**WORK ORDER**
Scan the material below for the word "prepare", then copy every line in which it appears.

**MATERIAL SUPPLIED**
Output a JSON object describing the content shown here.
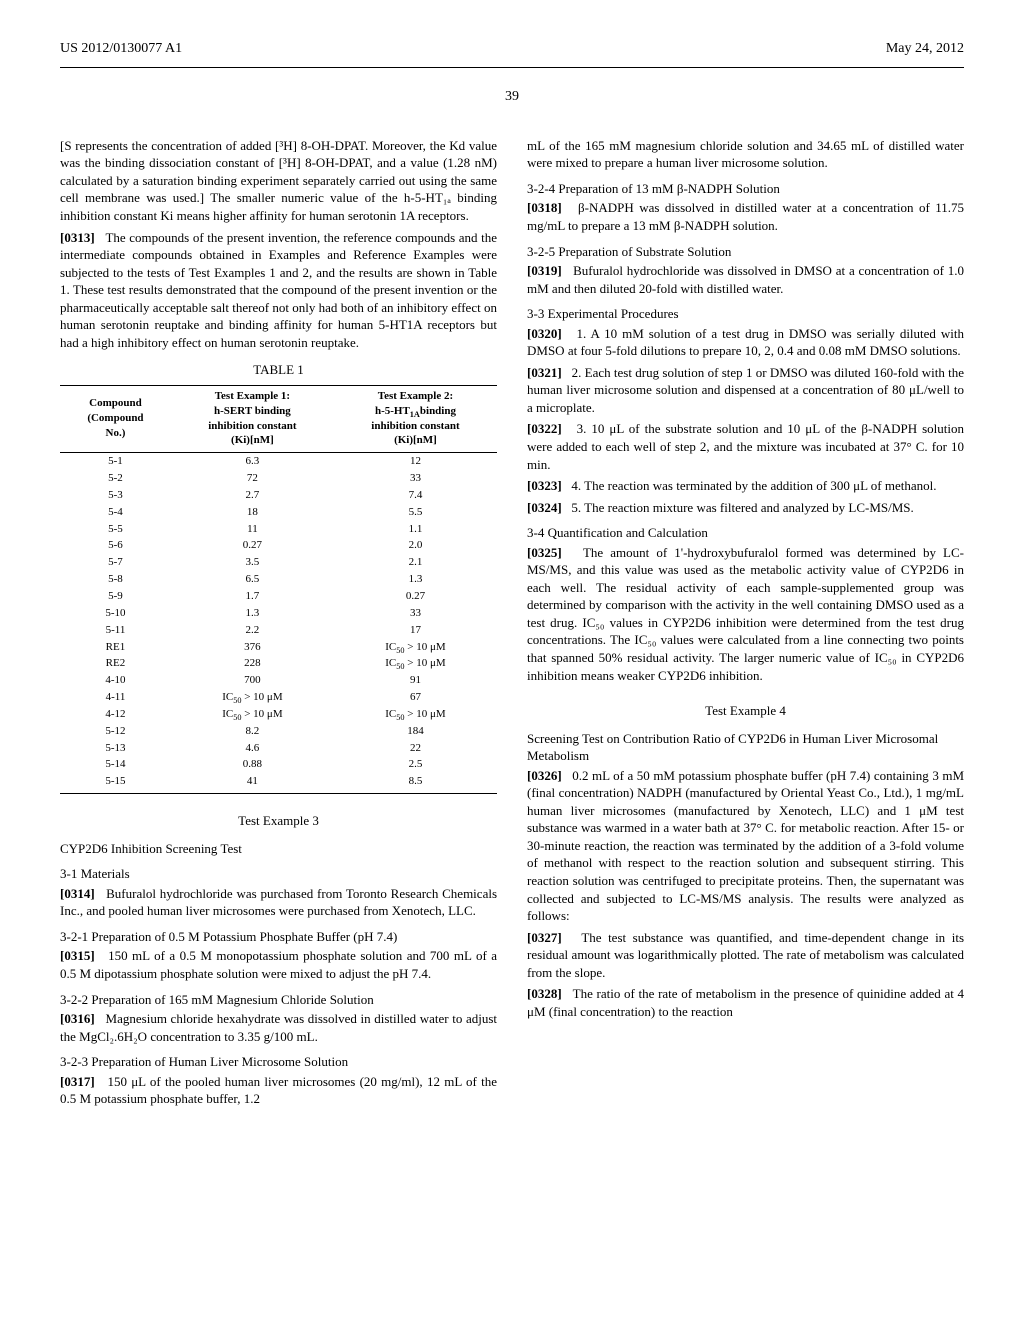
{
  "header": {
    "left": "US 2012/0130077 A1",
    "right": "May 24, 2012"
  },
  "page_number": "39",
  "left_col": {
    "p_pre0313": "[S represents the concentration of added [³H] 8-OH-DPAT. Moreover, the Kd value was the binding dissociation constant of [³H] 8-OH-DPAT, and a value (1.28 nM) calculated by a saturation binding experiment separately carried out using the same cell membrane was used.] The smaller numeric value of the h-5-HT₁ₐ binding inhibition constant Ki means higher affinity for human serotonin 1A receptors.",
    "p0313_num": "[0313]",
    "p0313": "The compounds of the present invention, the reference compounds and the intermediate compounds obtained in Examples and Reference Examples were subjected to the tests of Test Examples 1 and 2, and the results are shown in Table 1. These test results demonstrated that the compound of the present invention or the pharmaceutically acceptable salt thereof not only had both of an inhibitory effect on human serotonin reuptake and binding affinity for human 5-HT1A receptors but had a high inhibitory effect on human serotonin reuptake.",
    "table1": {
      "title": "TABLE 1",
      "columns": [
        "Compound\n(Compound\nNo.)",
        "Test Example 1:\nh-SERT binding\ninhibition constant\n(Ki)[nM]",
        "Test Example 2:\nh-5-HT₁ₐ binding\ninhibition constant\n(Ki)[nM]"
      ],
      "rows": [
        [
          "5-1",
          "6.3",
          "12"
        ],
        [
          "5-2",
          "72",
          "33"
        ],
        [
          "5-3",
          "2.7",
          "7.4"
        ],
        [
          "5-4",
          "18",
          "5.5"
        ],
        [
          "5-5",
          "11",
          "1.1"
        ],
        [
          "5-6",
          "0.27",
          "2.0"
        ],
        [
          "5-7",
          "3.5",
          "2.1"
        ],
        [
          "5-8",
          "6.5",
          "1.3"
        ],
        [
          "5-9",
          "1.7",
          "0.27"
        ],
        [
          "5-10",
          "1.3",
          "33"
        ],
        [
          "5-11",
          "2.2",
          "17"
        ],
        [
          "RE1",
          "376",
          "IC₅₀ > 10 μM"
        ],
        [
          "RE2",
          "228",
          "IC₅₀ > 10 μM"
        ],
        [
          "4-10",
          "700",
          "91"
        ],
        [
          "4-11",
          "IC₅₀ > 10 μM",
          "67"
        ],
        [
          "4-12",
          "IC₅₀ > 10 μM",
          "IC₅₀ > 10 μM"
        ],
        [
          "5-12",
          "8.2",
          "184"
        ],
        [
          "5-13",
          "4.6",
          "22"
        ],
        [
          "5-14",
          "0.88",
          "2.5"
        ],
        [
          "5-15",
          "41",
          "8.5"
        ]
      ]
    },
    "test_ex3": "Test Example 3",
    "h_cypscreen": "CYP2D6 Inhibition Screening Test",
    "h_31": "3-1 Materials",
    "p0314_num": "[0314]",
    "p0314": "Bufuralol hydrochloride was purchased from Toronto Research Chemicals Inc., and pooled human liver microsomes were purchased from Xenotech, LLC.",
    "h_321": "3-2-1 Preparation of 0.5 M Potassium Phosphate Buffer (pH 7.4)",
    "p0315_num": "[0315]",
    "p0315": "150 mL of a 0.5 M monopotassium phosphate solution and 700 mL of a 0.5 M dipotassium phosphate solution were mixed to adjust the pH 7.4.",
    "h_322": "3-2-2 Preparation of 165 mM Magnesium Chloride Solution",
    "p0316_num": "[0316]",
    "p0316": "Magnesium chloride hexahydrate was dissolved in distilled water to adjust the MgCl₂.6H₂O concentration to 3.35 g/100 mL.",
    "h_323": "3-2-3 Preparation of Human Liver Microsome Solution",
    "p0317_num": "[0317]",
    "p0317": "150 μL of the pooled human liver microsomes (20 mg/ml), 12 mL of the 0.5 M potassium phosphate buffer, 1.2"
  },
  "right_col": {
    "p_cont": "mL of the 165 mM magnesium chloride solution and 34.65 mL of distilled water were mixed to prepare a human liver microsome solution.",
    "h_324": "3-2-4 Preparation of 13 mM β-NADPH Solution",
    "p0318_num": "[0318]",
    "p0318": "β-NADPH was dissolved in distilled water at a concentration of 11.75 mg/mL to prepare a 13 mM β-NADPH solution.",
    "h_325": "3-2-5 Preparation of Substrate Solution",
    "p0319_num": "[0319]",
    "p0319": "Bufuralol hydrochloride was dissolved in DMSO at a concentration of 1.0 mM and then diluted 20-fold with distilled water.",
    "h_33": "3-3 Experimental Procedures",
    "p0320_num": "[0320]",
    "p0320": "1. A 10 mM solution of a test drug in DMSO was serially diluted with DMSO at four 5-fold dilutions to prepare 10, 2, 0.4 and 0.08 mM DMSO solutions.",
    "p0321_num": "[0321]",
    "p0321": "2. Each test drug solution of step 1 or DMSO was diluted 160-fold with the human liver microsome solution and dispensed at a concentration of 80 μL/well to a microplate.",
    "p0322_num": "[0322]",
    "p0322": "3. 10 μL of the substrate solution and 10 μL of the β-NADPH solution were added to each well of step 2, and the mixture was incubated at 37° C. for 10 min.",
    "p0323_num": "[0323]",
    "p0323": "4. The reaction was terminated by the addition of 300 μL of methanol.",
    "p0324_num": "[0324]",
    "p0324": "5. The reaction mixture was filtered and analyzed by LC-MS/MS.",
    "h_34": "3-4 Quantification and Calculation",
    "p0325_num": "[0325]",
    "p0325": "The amount of 1'-hydroxybufuralol formed was determined by LC-MS/MS, and this value was used as the metabolic activity value of CYP2D6 in each well. The residual activity of each sample-supplemented group was determined by comparison with the activity in the well containing DMSO used as a test drug. IC₅₀ values in CYP2D6 inhibition were determined from the test drug concentrations. The IC₅₀ values were calculated from a line connecting two points that spanned 50% residual activity. The larger numeric value of IC₅₀ in CYP2D6 inhibition means weaker CYP2D6 inhibition.",
    "test_ex4": "Test Example 4",
    "h_screen4": "Screening Test on Contribution Ratio of CYP2D6 in Human Liver Microsomal Metabolism",
    "p0326_num": "[0326]",
    "p0326": "0.2 mL of a 50 mM potassium phosphate buffer (pH 7.4) containing 3 mM (final concentration) NADPH (manufactured by Oriental Yeast Co., Ltd.), 1 mg/mL human liver microsomes (manufactured by Xenotech, LLC) and 1 μM test substance was warmed in a water bath at 37° C. for metabolic reaction. After 15- or 30-minute reaction, the reaction was terminated by the addition of a 3-fold volume of methanol with respect to the reaction solution and subsequent stirring. This reaction solution was centrifuged to precipitate proteins. Then, the supernatant was collected and subjected to LC-MS/MS analysis. The results were analyzed as follows:",
    "p0327_num": "[0327]",
    "p0327": "The test substance was quantified, and time-dependent change in its residual amount was logarithmically plotted. The rate of metabolism was calculated from the slope.",
    "p0328_num": "[0328]",
    "p0328": "The ratio of the rate of metabolism in the presence of quinidine added at 4 μM (final concentration) to the reaction"
  }
}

**COMPLETED EXERCISE**
    "p_cont": "mL of the 165 mM magnesium chloride solution and 34.65 mL of distilled water were mixed to prepare a human liver microsome solution.",
    "p0318": "β-NADPH was dissolved in distilled water at a concentration of 11.75 mg/mL to prepare a 13 mM β-NADPH solution.",
    "p0320": "1. A 10 mM solution of a test drug in DMSO was serially diluted with DMSO at four 5-fold dilutions to prepare 10, 2, 0.4 and 0.08 mM DMSO solutions.",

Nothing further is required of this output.